### What you are asked to do
Every record here should be printed again exactly.

[Stored dataset items]
#####

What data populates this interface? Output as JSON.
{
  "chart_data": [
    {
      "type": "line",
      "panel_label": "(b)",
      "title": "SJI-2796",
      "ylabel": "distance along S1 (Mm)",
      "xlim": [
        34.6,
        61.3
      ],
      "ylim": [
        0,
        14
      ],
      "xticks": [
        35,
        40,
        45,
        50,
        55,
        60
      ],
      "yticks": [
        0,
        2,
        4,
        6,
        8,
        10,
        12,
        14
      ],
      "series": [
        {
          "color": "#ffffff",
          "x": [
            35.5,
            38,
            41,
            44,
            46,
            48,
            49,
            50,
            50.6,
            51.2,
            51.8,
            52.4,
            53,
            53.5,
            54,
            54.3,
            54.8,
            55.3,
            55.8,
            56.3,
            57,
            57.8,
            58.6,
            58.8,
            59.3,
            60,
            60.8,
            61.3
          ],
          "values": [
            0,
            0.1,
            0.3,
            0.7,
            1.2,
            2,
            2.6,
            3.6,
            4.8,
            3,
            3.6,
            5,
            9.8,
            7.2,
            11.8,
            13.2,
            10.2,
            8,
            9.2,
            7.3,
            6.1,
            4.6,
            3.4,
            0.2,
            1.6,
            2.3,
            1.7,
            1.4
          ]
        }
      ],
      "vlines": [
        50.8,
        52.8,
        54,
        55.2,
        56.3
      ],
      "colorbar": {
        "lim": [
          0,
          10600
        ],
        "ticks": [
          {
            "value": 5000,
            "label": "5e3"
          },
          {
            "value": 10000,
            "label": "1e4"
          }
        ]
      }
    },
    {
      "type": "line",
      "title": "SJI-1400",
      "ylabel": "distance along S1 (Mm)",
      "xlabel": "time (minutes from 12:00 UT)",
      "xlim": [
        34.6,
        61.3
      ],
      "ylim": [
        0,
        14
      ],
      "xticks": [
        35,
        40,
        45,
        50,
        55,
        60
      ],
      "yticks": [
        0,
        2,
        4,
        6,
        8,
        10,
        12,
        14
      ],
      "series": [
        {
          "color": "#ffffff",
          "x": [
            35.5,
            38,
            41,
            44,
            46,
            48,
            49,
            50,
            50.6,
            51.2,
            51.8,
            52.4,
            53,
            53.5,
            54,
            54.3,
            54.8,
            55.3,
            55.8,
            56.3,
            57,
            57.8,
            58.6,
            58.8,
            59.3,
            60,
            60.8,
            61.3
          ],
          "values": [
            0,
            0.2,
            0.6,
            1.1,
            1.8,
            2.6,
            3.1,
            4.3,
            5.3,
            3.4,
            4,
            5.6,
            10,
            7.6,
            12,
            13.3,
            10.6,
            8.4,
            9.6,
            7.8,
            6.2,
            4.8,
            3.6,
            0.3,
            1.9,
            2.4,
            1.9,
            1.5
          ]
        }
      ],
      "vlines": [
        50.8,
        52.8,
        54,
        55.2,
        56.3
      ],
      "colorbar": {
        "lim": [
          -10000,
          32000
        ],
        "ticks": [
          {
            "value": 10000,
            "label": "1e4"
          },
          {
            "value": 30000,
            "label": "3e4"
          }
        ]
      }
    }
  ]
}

#####

### Exercise result
What data populates this interface? Output as JSON.
{
  "chart_data": [
    {
      "type": "line",
      "panel_label": "(b)",
      "title": "SJI-2796",
      "ylabel": "distance along S1 (Mm)",
      "xlim": [
        34.6,
        61.3
      ],
      "ylim": [
        0,
        14
      ],
      "xticks": [
        35,
        40,
        45,
        50,
        55,
        60
      ],
      "yticks": [
        0,
        2,
        4,
        6,
        8,
        10,
        12,
        14
      ],
      "series": [
        {
          "color": "#ffffff",
          "x": [
            35.5,
            38,
            41,
            44,
            46,
            48,
            49,
            50,
            50.6,
            51.2,
            51.8,
            52.4,
            53,
            53.5,
            54,
            54.3,
            54.8,
            55.3,
            55.8,
            56.3,
            57,
            57.8,
            58.6,
            58.8,
            59.3,
            60,
            60.8,
            61.3
          ],
          "values": [
            0,
            0.1,
            0.3,
            0.7,
            1.2,
            2,
            2.6,
            3.6,
            4.8,
            3,
            3.6,
            5,
            9.8,
            7.2,
            11.8,
            13.2,
            10.2,
            8,
            9.2,
            7.3,
            6.1,
            4.6,
            3.4,
            0.2,
            1.6,
            2.3,
            1.7,
            1.4
          ]
        }
      ],
      "vlines": [
        50.8,
        52.8,
        54,
        55.2,
        56.3
      ],
      "colorbar": {
        "lim": [
          0,
          10600
        ],
        "ticks": [
          {
            "value": 5000,
            "label": "5e3"
          },
          {
            "value": 10000,
            "label": "1e4"
          }
        ]
      }
    },
    {
      "type": "line",
      "title": "SJI-1400",
      "ylabel": "distance along S1 (Mm)",
      "xlabel": "time (minutes from 12:00 UT)",
      "xlim": [
        34.6,
        61.3
      ],
      "ylim": [
        0,
        14
      ],
      "xticks": [
        35,
        40,
        45,
        50,
        55,
        60
      ],
      "yticks": [
        0,
        2,
        4,
        6,
        8,
        10,
        12,
        14
      ],
      "series": [
        {
          "color": "#ffffff",
          "x": [
            35.5,
            38,
            41,
            44,
            46,
            48,
            49,
            50,
            50.6,
            51.2,
            51.8,
            52.4,
            53,
            53.5,
            54,
            54.3,
            54.8,
            55.3,
            55.8,
            56.3,
            57,
            57.8,
            58.6,
            58.8,
            59.3,
            60,
            60.8,
            61.3
          ],
          "values": [
            0,
            0.2,
            0.6,
            1.1,
            1.8,
            2.6,
            3.1,
            4.3,
            5.3,
            3.4,
            4,
            5.6,
            10,
            7.6,
            12,
            13.3,
            10.6,
            8.4,
            9.6,
            7.8,
            6.2,
            4.8,
            3.6,
            0.3,
            1.9,
            2.4,
            1.9,
            1.5
          ]
        }
      ],
      "vlines": [
        50.8,
        52.8,
        54,
        55.2,
        56.3
      ],
      "colorbar": {
        "lim": [
          -10000,
          32000
        ],
        "ticks": [
          {
            "value": 10000,
            "label": "1e4"
          },
          {
            "value": 30000,
            "label": "3e4"
          }
        ]
      }
    }
  ]
}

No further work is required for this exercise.